─── SUPPLIED ENTRIES ───

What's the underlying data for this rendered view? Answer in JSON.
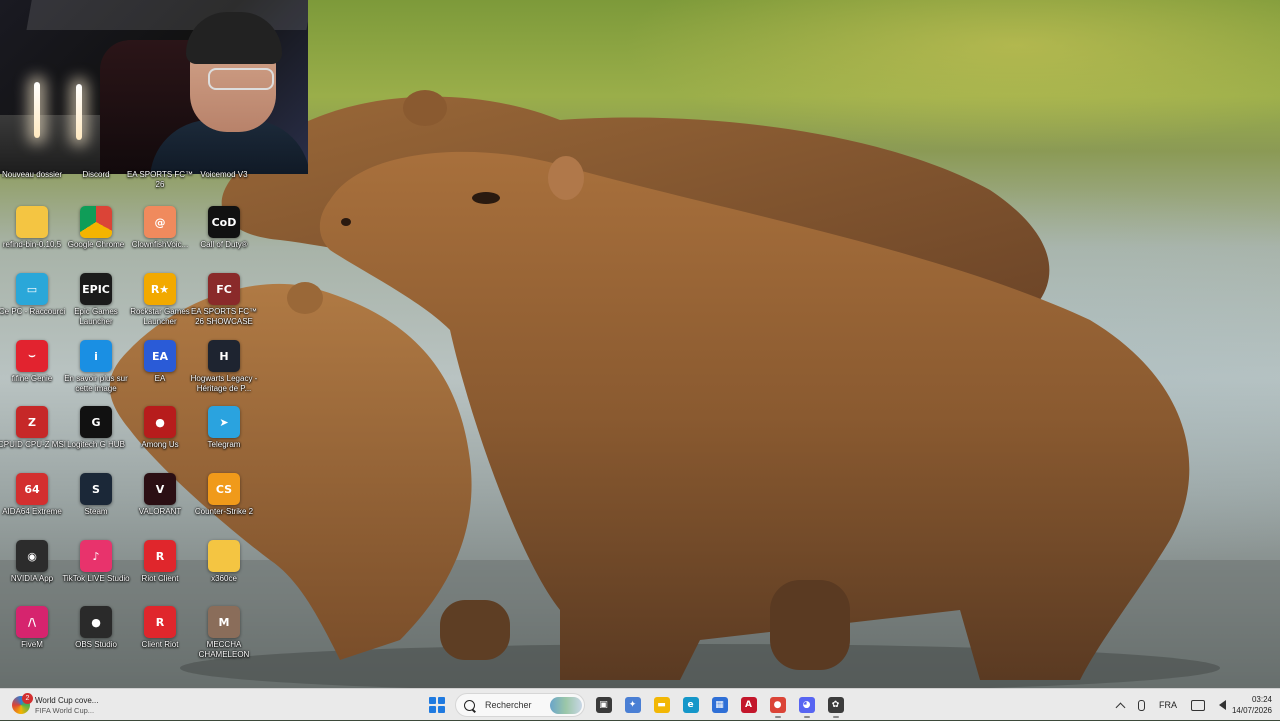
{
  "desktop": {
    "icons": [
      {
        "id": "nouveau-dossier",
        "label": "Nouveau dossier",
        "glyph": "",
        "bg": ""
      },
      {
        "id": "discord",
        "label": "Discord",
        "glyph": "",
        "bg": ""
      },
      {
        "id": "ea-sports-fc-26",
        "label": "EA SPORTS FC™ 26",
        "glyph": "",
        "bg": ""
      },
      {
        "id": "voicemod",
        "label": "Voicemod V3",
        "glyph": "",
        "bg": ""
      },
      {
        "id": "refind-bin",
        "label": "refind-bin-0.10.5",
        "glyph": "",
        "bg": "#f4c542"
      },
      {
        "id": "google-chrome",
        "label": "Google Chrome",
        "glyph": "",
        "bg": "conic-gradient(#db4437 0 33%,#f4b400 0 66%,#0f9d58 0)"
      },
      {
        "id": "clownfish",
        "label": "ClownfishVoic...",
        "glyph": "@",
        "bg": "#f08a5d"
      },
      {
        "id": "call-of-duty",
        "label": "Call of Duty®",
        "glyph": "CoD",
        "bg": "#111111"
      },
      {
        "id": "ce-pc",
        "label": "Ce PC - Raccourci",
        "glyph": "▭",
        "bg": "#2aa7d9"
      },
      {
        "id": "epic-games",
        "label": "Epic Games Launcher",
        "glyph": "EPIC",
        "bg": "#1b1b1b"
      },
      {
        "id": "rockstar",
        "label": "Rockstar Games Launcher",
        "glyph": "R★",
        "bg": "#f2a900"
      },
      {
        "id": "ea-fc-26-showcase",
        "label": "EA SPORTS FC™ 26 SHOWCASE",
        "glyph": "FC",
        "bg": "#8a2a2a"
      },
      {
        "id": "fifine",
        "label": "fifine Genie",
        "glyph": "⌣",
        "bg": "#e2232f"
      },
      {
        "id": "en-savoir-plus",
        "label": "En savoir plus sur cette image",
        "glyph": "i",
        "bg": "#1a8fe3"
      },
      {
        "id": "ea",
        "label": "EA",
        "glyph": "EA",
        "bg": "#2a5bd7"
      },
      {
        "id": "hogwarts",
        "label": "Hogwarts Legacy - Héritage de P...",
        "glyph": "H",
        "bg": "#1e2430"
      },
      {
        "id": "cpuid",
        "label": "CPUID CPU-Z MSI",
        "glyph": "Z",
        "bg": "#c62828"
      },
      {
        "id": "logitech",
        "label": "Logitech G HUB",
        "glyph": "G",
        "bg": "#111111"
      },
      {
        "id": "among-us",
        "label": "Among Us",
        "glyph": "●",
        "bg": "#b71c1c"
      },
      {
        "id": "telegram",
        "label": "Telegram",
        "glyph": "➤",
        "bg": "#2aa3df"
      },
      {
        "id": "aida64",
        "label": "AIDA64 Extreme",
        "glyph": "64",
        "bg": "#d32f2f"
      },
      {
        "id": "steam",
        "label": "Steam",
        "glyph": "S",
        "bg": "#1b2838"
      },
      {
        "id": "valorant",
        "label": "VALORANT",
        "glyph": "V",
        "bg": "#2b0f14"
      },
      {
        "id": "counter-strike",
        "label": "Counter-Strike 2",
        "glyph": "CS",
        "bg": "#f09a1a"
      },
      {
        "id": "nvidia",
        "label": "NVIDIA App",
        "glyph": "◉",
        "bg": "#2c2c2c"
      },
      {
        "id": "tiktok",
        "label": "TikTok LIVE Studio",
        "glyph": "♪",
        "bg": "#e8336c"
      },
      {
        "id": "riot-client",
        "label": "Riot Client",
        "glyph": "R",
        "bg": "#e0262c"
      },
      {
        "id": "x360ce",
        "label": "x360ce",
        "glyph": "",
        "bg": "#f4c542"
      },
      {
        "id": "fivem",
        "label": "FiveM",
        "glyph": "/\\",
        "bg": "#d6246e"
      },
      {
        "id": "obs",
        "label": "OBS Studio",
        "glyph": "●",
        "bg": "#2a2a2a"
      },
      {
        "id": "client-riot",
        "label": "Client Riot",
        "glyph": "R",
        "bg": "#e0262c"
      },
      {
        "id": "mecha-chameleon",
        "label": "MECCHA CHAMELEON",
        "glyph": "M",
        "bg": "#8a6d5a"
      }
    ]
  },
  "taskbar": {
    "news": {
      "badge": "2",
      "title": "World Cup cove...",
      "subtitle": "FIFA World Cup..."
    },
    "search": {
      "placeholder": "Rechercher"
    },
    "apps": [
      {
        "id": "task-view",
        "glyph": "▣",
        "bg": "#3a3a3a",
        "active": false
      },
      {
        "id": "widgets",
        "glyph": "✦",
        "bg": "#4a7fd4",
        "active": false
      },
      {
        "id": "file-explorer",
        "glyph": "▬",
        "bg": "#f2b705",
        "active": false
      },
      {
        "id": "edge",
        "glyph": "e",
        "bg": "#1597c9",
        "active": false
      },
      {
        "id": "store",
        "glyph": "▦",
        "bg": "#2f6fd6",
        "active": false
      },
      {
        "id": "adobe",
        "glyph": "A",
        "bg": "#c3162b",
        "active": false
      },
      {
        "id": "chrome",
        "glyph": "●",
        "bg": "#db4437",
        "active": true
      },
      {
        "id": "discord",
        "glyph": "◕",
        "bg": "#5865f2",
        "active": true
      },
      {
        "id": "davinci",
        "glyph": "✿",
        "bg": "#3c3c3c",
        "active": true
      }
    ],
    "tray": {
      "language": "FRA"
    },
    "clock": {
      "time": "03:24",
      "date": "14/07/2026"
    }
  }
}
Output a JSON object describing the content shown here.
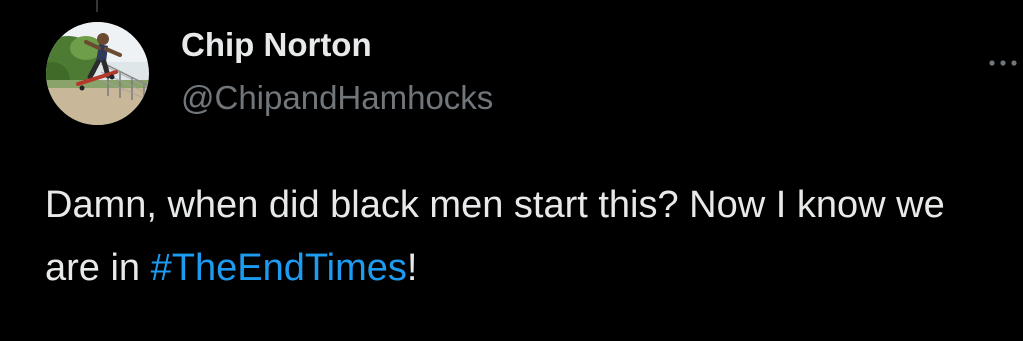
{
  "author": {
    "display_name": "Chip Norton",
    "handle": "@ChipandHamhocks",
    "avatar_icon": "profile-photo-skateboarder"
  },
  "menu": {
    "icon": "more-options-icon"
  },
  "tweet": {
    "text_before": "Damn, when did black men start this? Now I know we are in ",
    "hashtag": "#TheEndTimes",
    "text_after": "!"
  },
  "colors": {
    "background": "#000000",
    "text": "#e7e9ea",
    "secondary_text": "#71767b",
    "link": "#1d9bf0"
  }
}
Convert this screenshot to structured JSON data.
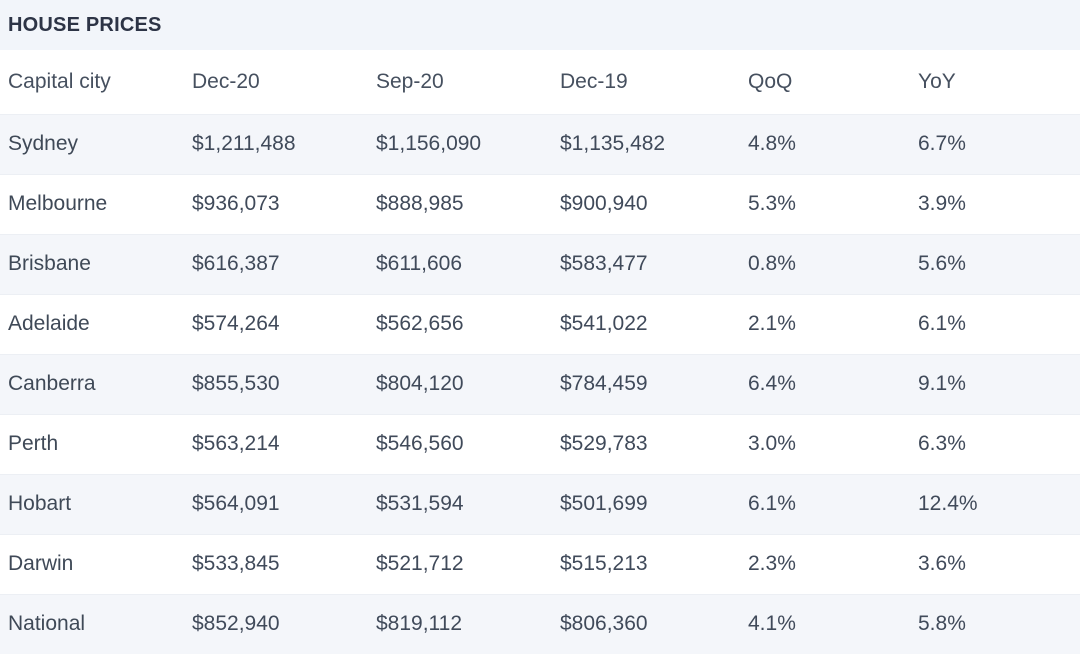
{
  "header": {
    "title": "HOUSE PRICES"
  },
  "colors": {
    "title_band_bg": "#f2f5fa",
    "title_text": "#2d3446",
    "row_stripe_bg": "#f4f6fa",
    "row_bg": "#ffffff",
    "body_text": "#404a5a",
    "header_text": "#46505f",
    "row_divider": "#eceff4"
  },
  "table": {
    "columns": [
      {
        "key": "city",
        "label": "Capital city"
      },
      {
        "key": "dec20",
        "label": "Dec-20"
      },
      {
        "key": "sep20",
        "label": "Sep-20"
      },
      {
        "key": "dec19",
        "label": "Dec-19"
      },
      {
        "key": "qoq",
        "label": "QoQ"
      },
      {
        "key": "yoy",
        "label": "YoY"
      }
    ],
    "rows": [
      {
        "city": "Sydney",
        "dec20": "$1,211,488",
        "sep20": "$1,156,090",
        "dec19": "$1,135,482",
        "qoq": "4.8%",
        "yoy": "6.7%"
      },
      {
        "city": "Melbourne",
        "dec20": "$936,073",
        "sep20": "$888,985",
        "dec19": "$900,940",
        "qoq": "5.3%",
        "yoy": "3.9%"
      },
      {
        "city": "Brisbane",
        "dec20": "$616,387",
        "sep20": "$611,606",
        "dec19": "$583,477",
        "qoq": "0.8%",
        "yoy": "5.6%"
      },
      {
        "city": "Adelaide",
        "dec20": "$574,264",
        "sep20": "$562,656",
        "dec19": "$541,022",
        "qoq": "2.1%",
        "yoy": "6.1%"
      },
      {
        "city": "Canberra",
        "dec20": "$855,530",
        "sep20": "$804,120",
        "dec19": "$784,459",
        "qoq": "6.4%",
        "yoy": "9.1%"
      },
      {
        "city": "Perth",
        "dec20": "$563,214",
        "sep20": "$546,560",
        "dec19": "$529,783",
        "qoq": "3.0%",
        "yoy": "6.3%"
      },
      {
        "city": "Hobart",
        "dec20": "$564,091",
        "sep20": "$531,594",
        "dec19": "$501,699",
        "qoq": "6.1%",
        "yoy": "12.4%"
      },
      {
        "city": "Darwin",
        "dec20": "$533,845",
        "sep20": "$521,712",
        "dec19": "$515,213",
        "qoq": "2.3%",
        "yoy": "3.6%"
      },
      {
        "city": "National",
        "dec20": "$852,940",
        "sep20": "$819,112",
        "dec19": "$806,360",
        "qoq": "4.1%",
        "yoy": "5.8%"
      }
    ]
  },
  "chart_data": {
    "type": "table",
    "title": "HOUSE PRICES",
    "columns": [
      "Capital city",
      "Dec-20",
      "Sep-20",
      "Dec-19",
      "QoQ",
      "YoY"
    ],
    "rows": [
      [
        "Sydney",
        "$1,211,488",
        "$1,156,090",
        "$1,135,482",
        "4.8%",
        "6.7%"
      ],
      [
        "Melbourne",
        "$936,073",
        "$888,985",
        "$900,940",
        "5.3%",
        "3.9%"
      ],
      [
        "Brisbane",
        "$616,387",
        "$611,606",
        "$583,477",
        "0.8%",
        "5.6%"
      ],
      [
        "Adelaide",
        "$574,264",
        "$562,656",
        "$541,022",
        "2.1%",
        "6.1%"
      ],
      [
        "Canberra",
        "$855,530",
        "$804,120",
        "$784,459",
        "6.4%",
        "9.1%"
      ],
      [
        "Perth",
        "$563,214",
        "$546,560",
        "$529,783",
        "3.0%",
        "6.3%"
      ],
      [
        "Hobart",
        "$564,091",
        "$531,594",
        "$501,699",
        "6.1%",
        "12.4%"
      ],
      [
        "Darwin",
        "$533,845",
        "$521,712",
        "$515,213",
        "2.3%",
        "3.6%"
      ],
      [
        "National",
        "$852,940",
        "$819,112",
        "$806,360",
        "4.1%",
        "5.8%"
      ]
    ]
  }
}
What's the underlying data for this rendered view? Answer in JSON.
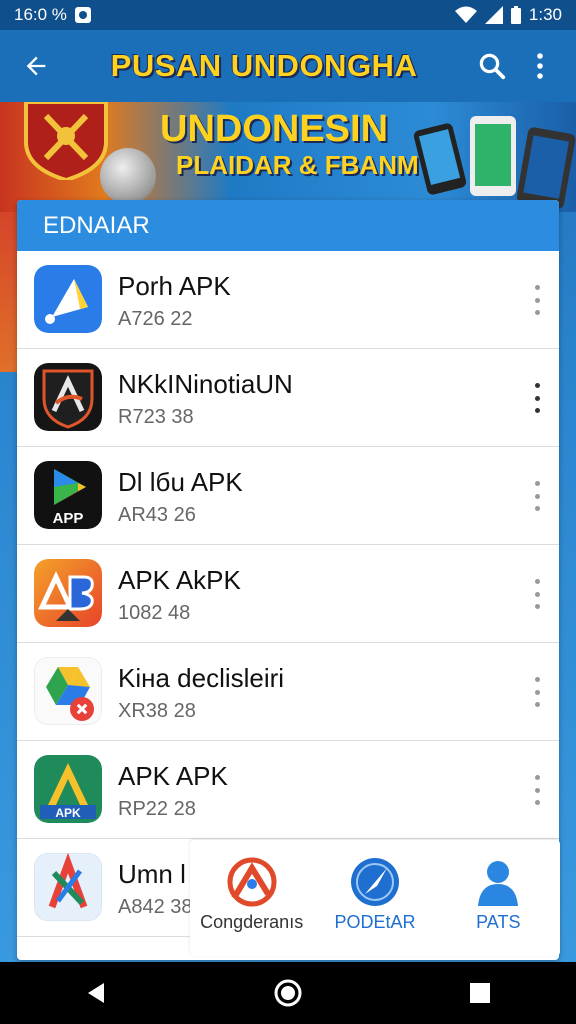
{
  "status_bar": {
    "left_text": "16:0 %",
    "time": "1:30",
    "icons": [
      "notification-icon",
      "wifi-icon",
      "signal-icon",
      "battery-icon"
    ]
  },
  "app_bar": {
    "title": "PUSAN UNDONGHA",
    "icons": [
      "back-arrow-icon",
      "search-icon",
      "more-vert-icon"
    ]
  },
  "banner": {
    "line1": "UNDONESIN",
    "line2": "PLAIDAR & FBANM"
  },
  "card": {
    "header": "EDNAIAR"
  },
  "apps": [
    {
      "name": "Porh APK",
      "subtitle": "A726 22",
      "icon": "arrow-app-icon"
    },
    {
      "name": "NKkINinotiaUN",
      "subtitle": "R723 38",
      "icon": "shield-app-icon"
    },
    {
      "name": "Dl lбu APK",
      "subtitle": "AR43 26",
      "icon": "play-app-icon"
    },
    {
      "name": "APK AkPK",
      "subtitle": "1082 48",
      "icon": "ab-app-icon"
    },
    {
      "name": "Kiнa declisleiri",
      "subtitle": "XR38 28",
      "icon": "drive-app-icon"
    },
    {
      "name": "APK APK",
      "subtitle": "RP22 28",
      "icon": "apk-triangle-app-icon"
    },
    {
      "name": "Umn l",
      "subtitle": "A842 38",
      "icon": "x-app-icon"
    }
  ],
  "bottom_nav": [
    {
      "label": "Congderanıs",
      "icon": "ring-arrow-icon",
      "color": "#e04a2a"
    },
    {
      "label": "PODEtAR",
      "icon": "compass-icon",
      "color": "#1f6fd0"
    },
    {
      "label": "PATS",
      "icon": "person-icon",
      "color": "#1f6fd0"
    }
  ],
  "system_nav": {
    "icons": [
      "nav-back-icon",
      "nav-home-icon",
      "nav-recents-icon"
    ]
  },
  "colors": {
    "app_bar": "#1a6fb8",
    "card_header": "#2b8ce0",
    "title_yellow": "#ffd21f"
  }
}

───

GOAL :: Copy out the lines in which the string "Studio" appears.

EXERCISE OUTPUT ::
        "label": "TikTok LIVE Studio",
        "label": "OBS Studio",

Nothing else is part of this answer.